• _Challenge 1_: In the data retention page, switch "self-hosted" to "on-premises" and write out the part that opens with the words "keep the transactional" and closes with "a self-hosted deployment.".

Data Retention by Class¶

agent-bom should not feel like "whatever the backend keeps." Retention is a product contract.

The design principle is:

keep the transactional control plane lean
persist the security evidence you actually need
push event-scale history into optional analytics or archive tiers when you want longer retention

This page defines the recommended retention model for a self-hosted deployment.

Retention classes¶

Data class	What it includes	Primary store	Recommended retention	Why
Control-plane state	tenants, policies, schedules, API keys, source registry, fleet state, graph state	`Postgres` / `Supabase`	keep current state + short operational history	transactional truth, not a data lake
Scan jobs and results	submitted scans, summaries, attached result payloads	`Postgres` / `Supabase`	14-90 days in the control plane	enough for operator review without turning the API DB into an archive
Runtime operational evidence	proxy audit ingest, traces, OCSF ingest, gateway activity	`Postgres` for recent operational views, optional `ClickHouse` for longer history	7-30 days in control plane, 30-365+ days in analytics	recent ops stay fast; history moves to analytics
Compliance evidence	signed evidence bundles, exported reports, review packets	`S3` or customer archive store	match framework policy	this is evidence, not dashboard cache
Security-lake / warehouse mirrors	analytics projections, governance joins, long-range history	`ClickHouse`, `Snowflake`, future `Databricks` target	customer-defined	lake and warehouse retention should be explicit and owned by the operator

Product rule¶

The control plane should stay good at:

answering "what is true right now?"

• _Records provided_:
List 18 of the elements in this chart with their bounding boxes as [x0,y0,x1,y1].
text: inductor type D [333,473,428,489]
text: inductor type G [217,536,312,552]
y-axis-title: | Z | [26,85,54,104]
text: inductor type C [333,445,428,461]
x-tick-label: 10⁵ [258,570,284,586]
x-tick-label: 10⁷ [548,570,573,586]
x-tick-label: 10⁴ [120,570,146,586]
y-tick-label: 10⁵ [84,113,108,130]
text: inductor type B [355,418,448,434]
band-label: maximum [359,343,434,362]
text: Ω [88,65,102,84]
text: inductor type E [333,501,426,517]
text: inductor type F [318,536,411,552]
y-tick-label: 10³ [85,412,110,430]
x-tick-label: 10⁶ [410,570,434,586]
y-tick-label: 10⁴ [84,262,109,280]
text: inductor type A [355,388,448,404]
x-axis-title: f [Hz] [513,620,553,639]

• _Challenge 2_: Reproduce every line of the records above, unchanged and in the same order.

• _Response 1_:
keep the transactional control plane lean
persist the security evidence you actually need
push event-scale history into optional analytics or archive tiers when you want longer retention

This page defines the recommended retention model for a on-premises deployment.

• _Response 2_:
List 18 of the elements in this chart with their bounding boxes as [x0,y0,x1,y1].
text: inductor type D [333,473,428,489]
text: inductor type G [217,536,312,552]
y-axis-title: | Z | [26,85,54,104]
text: inductor type C [333,445,428,461]
x-tick-label: 10⁵ [258,570,284,586]
x-tick-label: 10⁷ [548,570,573,586]
x-tick-label: 10⁴ [120,570,146,586]
y-tick-label: 10⁵ [84,113,108,130]
text: inductor type B [355,418,448,434]
band-label: maximum [359,343,434,362]
text: Ω [88,65,102,84]
text: inductor type E [333,501,426,517]
text: inductor type F [318,536,411,552]
y-tick-label: 10³ [85,412,110,430]
x-tick-label: 10⁶ [410,570,434,586]
y-tick-label: 10⁴ [84,262,109,280]
text: inductor type A [355,388,448,404]
x-axis-title: f [Hz] [513,620,553,639]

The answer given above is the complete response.